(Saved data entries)
##############################

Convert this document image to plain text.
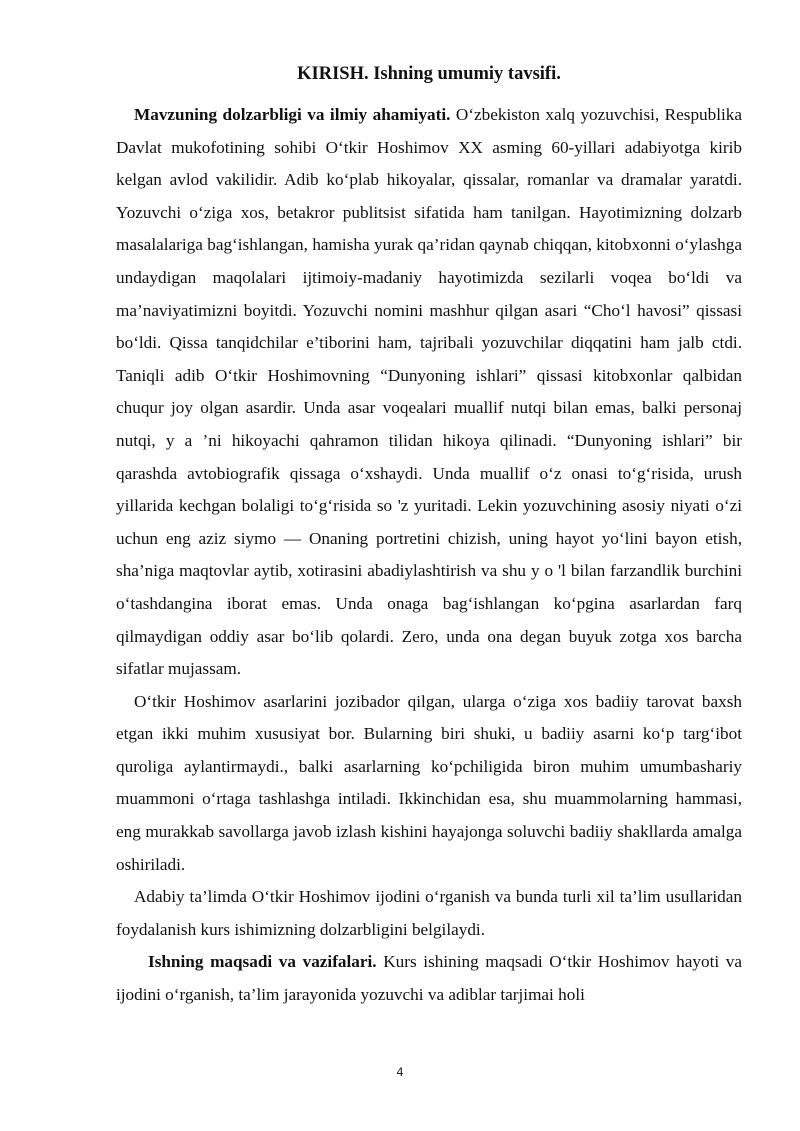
KIRISH. Ishning umumiy tavsifi.

Mavzuning dolzarbligi va ilmiy ahamiyati. O‘zbekiston xalq yozuvchisi, Respublika Davlat mukofotining sohibi O‘tkir Hoshimov XX asming 60-yillari adabiyotga kirib kelgan avlod vakilidir. Adib ko‘plab hikoyalar, qissalar, romanlar va dramalar yaratdi. Yozuvchi o‘ziga xos, betakror publitsist sifatida ham tanilgan. Hayotimizning dolzarb masalalariga bag‘ishlangan, hamisha yurak qa’ridan qaynab chiqqan, kitobxonni o‘ylashga undaydigan maqolalari ijtimoiy-madaniy hayotimizda sezilarli voqea bo‘ldi va ma’naviyatimizni boyitdi. Yozuvchi nomini mashhur qilgan asari “Cho‘l havosi” qissasi bo‘ldi. Qissa tanqidchilar e’tiborini ham, tajribali yozuvchilar diqqatini ham jalb ctdi. Taniqli adib O‘tkir Hoshimovning “Dunyoning ishlari” qissasi kitobxonlar qalbidan chuqur joy olgan asardir. Unda asar voqealari muallif nutqi bilan emas, balki personaj nutqi, y a ’ni hikoyachi qahramon tilidan hikoya qilinadi. “Dunyoning ishlari” bir qarashda avtobiografik qissaga o‘xshaydi. Unda muallif o‘z onasi to‘g‘risida, urush yillarida kechgan bolaligi to‘g‘risida so 'z yuritadi. Lekin yozuvchining asosiy niyati o‘zi uchun eng aziz siymo — Onaning portretini chizish, uning hayot yo‘lini bayon etish, sha’niga maqtovlar aytib, xotirasini abadiylashtirish va shu y o 'l bilan farzandlik burchini o‘tashdangina iborat emas. Unda onaga bag‘ishlangan ko‘pgina asarlardan farq qilmaydigan oddiy asar bo‘lib qolardi. Zero, unda ona degan buyuk zotga xos barcha sifatlar mujassam.

O‘tkir Hoshimov asarlarini jozibador qilgan, ularga o‘ziga xos badiiy tarovat baxsh etgan ikki muhim xususiyat bor. Bularning biri shuki, u badiiy asarni ko‘p targ‘ibot quroliga aylantirmaydi., balki asarlarning ko‘pchiligida biron muhim umumbashariy muammoni o‘rtaga tashlashga intiladi. Ikkinchidan esa, shu muammolarning hammasi, eng murakkab savollarga javob izlash kishini hayajonga soluvchi badiiy shakllarda amalga oshiriladi.

Adabiy ta’limda O‘tkir Hoshimov ijodini o‘rganish va bunda turli xil ta’lim usullaridan foydalanish kurs ishimizning dolzarbligini belgilaydi.

Ishning maqsadi va vazifalari. Kurs ishining maqsadi O‘tkir Hoshimov hayoti va ijodini o‘rganish, ta’lim jarayonida yozuvchi va adiblar tarjimai holi

4
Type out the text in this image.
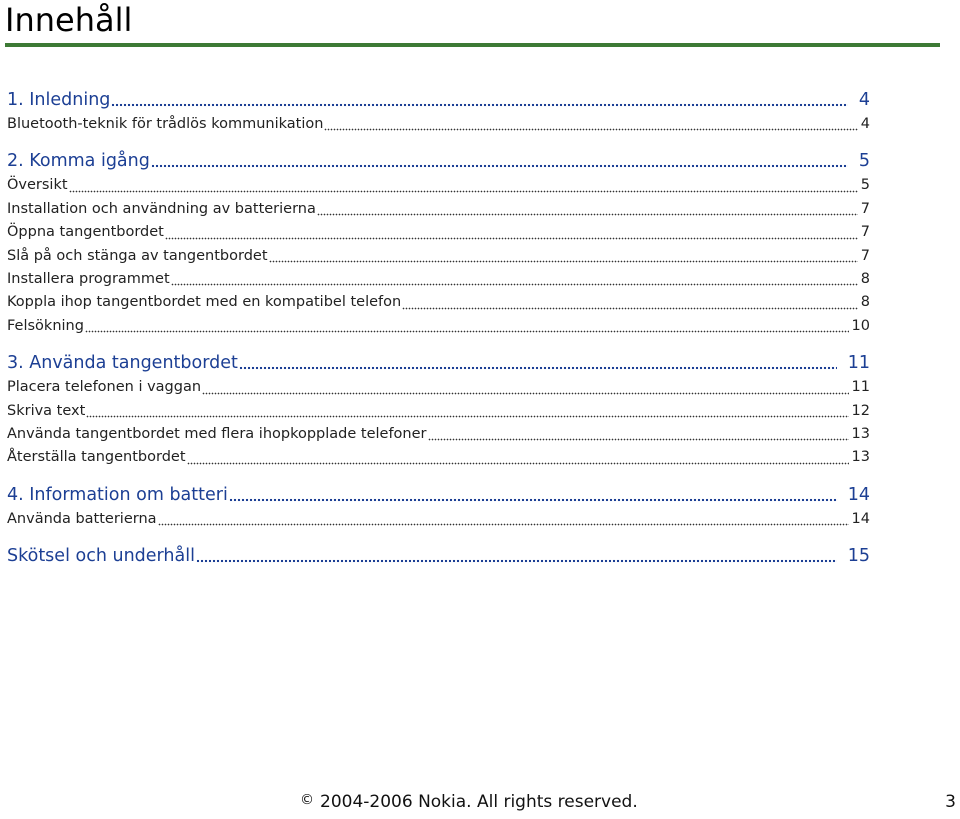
Innehåll
1. Inledning	4
Bluetooth-teknik för trådlös kommunikation	4
2. Komma igång	5
Översikt	5
Installation och användning av batterierna	7
Öppna tangentbordet	7
Slå på och stänga av tangentbordet	7
Installera programmet	8
Koppla ihop tangentbordet med en kompatibel telefon	8
Felsökning	10
3. Använda tangentbordet	11
Placera telefonen i vaggan	11
Skriva text	12
Använda tangentbordet med flera ihopkopplade telefoner	13
Återställa tangentbordet	13
4. Information om batteri	14
Använda batterierna	14
Skötsel och underhåll	15
© 2004-2006 Nokia. All rights reserved.	3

##############################

Work to do: From the records above, pick out and copy each line holding the word "text".

Result below:
Convert this document image to plain text.
Type out the text in this image.
Skriva text	12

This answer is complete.